**TEXTO DO DOCUMENTO**
= = = =
São as armas; mas, não só as armas

Por Michael Moore*.

(Português/Español).

Amigos:

Desde que Caim enlouqueceu e matou Abel sempre houve humanos que, por uma razão ou outra, perdem a cabeça temporária ou definitivamente e cometem atos de violência. Durante o primeiro século de nossa era, o imperador romano Tibério gozava, jogando suas vítimas na ilha de Capri, no Mediterrâneo. Gilles de Rais, cavalheiro francês aliado de Joana D’Arc, na Idade Média, um dia, enlouqueceu e acabou assassinando centenas de crianças. Apenas umas décadas depois, Vlad, o Empalador, na Transilvânia, tinha inúmeros modos horripilantes de acabar com suas vítimas; o personagem de Drácula foi inspirado nele.
= = = =
**INFORMAÇÕES REGISTRADAS**

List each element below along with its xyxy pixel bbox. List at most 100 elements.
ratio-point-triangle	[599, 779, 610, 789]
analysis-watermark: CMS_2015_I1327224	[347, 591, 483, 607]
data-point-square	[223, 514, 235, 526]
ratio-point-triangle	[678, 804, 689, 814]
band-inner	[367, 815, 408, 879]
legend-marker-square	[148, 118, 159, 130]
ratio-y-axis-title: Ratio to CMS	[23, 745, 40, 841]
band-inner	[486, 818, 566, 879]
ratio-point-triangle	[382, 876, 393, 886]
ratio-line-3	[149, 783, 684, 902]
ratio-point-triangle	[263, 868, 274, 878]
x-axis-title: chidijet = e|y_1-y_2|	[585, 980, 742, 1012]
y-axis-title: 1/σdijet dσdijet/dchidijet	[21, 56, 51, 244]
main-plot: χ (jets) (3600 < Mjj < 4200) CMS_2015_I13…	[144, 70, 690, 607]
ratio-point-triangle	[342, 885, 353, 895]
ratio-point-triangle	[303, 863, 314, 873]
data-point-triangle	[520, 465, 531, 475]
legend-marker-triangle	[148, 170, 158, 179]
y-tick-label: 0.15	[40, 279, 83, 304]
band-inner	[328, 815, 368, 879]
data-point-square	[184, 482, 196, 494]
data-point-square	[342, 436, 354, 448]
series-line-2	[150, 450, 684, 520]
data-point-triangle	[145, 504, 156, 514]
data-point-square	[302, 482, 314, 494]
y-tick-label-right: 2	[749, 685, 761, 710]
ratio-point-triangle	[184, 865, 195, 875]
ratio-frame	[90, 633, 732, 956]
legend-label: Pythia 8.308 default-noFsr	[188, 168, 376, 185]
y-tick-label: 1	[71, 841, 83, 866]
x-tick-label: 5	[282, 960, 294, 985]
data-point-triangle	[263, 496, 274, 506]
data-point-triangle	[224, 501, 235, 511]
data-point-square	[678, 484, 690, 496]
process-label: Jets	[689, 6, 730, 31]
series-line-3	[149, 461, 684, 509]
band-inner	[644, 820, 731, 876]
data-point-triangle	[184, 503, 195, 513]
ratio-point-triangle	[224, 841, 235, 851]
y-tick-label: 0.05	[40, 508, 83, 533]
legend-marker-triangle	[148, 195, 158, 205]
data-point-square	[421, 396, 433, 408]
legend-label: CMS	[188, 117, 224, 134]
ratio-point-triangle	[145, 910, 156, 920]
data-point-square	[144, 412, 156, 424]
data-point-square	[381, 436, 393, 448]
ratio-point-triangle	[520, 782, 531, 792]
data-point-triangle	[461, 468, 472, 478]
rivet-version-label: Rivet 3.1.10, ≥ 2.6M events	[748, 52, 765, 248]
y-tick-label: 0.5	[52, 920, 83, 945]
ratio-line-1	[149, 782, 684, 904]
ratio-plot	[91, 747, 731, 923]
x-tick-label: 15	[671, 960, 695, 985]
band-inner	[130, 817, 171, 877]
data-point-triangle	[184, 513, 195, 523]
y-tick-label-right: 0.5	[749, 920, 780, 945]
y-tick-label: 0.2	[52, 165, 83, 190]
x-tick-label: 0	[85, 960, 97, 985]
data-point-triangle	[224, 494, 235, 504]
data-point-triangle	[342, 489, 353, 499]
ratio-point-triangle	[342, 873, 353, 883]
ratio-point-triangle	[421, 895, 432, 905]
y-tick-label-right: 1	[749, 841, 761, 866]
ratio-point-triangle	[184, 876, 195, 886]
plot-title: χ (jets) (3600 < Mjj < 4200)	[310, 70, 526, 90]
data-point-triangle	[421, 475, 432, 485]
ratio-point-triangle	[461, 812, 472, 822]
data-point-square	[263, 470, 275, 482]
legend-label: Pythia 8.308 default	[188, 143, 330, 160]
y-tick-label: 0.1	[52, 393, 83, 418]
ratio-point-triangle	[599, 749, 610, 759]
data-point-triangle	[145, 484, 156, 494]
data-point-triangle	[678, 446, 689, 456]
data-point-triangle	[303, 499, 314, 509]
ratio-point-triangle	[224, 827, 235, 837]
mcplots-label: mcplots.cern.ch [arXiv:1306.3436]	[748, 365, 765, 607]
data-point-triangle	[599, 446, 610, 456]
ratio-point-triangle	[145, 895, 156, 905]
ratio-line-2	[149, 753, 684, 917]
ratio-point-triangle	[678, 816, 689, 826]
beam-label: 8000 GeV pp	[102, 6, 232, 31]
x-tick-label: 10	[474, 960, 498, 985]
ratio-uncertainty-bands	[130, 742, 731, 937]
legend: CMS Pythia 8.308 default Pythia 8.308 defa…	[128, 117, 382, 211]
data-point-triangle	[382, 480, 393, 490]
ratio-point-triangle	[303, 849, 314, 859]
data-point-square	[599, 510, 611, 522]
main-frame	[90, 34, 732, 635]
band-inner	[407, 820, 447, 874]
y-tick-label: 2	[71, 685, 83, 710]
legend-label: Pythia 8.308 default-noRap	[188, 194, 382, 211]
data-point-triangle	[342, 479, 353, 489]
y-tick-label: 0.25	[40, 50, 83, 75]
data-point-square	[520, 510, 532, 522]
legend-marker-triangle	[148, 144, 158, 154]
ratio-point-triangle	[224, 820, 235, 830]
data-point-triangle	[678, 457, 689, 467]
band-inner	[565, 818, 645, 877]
= = = =
**REQUISITOS DO EXERCÍCIO**
a - Segundo o texto sobre as armas e a violência, em que ilha o imperador Tibério jogava suas vítimas?
b - Prossiga com o texto sobre as armas e a violência a partir da última frase apresentada.

**RESULTADOS POR TAREFA**
a - Na ilha de Capri, no Mediterrâneo.

b -
Em tempos modernos, em quase toda as nações há um psicopata ou dois que cometem homicídios em massa, por mais estritas que sejam suas leis em matéria de armas: o demente supremacista branco, cujos atentados na Noruega cumpriram um ano nesse domingo; o carniceiro do pátio escolar em Dunblane, Escócia; o assassino da Escola Politécnica de Montreal; o aniquilador em massa de Erfurt, Alemanha…; a lista parece interminável. E agora o atirador de Aurora, na sexta-feira passada. Sempre houve pessoas com pouco juízo e prudência e sempre haverá.

Porém, aqui reside a diferença entre o resto do mundo e nós: aqui acontecem DUAS Auroras a cada dia de cada ano! Pelo menos 24 estadunidenses morrem a cada dia (de 8 a 9 mil por ano) em mãos de gente armada, e essa cifra inclui os que perdem a vida em acidentes com armas de fogo ou os que cometem suicídio com uma. Se contássemos todos, a cifra se multiplicaria a uns 25 mil.

Isso significa que os Estados Unidos são responsáveis por mais de 80% de todas as mortes por armas de fogo nos 23 países mais ricos do mundo combinados. Considerando que as pessoas desses países, como seres humanos, não são melhores ou piores do que qualquer um de nós, então, por que nós?

Tanto conservadores quanto liberais nos Estados Unidos operam com crenças firmes a respeito do “porquê” desse problema. E a razão pela qual nem uns e nem outros podem encontrar uma solução é porque, de fato, cada um tem a metade da razão.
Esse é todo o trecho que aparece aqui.